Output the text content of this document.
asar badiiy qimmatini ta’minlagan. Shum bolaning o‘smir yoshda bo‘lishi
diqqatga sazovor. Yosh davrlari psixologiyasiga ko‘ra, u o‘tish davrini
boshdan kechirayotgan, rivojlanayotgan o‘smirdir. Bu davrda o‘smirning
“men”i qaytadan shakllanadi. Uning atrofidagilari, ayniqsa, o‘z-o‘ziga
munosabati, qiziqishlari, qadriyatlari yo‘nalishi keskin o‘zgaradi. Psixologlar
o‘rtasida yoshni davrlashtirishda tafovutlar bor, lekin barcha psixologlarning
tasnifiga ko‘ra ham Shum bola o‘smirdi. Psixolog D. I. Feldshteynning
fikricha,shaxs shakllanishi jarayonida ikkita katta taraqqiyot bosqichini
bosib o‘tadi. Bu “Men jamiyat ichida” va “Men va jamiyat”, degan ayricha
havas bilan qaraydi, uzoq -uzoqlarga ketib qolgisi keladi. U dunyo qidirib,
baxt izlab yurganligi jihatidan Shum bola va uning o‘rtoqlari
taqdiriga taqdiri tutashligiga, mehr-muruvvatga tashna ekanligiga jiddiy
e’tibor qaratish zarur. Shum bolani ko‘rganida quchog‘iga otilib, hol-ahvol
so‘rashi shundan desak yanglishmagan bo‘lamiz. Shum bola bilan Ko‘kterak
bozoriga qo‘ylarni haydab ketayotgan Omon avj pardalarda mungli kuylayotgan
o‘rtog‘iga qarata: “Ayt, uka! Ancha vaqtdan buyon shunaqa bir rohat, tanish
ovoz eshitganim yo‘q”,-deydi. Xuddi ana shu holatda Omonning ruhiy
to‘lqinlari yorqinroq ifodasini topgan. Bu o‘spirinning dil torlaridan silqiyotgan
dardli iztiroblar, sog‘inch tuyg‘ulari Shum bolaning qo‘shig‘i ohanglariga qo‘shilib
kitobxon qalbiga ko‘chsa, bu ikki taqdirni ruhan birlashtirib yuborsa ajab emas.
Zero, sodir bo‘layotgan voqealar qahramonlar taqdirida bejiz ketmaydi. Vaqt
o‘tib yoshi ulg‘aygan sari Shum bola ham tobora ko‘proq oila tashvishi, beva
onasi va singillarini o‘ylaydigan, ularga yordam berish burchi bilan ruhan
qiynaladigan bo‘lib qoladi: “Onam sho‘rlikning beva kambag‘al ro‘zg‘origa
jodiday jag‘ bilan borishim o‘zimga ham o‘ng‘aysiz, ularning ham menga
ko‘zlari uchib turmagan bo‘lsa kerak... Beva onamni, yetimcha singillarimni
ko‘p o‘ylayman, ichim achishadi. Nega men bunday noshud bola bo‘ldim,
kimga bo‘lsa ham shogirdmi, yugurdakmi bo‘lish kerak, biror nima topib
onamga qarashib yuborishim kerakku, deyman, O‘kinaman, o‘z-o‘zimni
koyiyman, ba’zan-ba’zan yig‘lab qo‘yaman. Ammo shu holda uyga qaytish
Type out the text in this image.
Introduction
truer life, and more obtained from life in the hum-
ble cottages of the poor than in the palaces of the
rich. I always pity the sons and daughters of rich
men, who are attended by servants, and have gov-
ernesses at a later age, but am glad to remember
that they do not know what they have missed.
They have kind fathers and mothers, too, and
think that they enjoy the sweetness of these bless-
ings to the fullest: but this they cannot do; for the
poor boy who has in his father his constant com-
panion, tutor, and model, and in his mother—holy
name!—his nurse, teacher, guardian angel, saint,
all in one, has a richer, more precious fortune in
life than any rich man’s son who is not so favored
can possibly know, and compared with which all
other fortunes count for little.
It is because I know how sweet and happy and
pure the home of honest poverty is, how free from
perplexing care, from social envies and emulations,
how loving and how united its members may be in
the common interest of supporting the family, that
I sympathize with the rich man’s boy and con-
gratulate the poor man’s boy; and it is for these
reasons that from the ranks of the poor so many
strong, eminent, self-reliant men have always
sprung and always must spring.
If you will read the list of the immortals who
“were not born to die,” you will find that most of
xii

WHAT THE TASK REQUIRES: Pick each line holding the word "have" out of the listing.

EXERCISE ANSWER:
men, who are attended by servants, and have gov-
that they do not know what they have missed.
They have kind fathers and mothers, too, and
strong, eminent, self-reliant men have always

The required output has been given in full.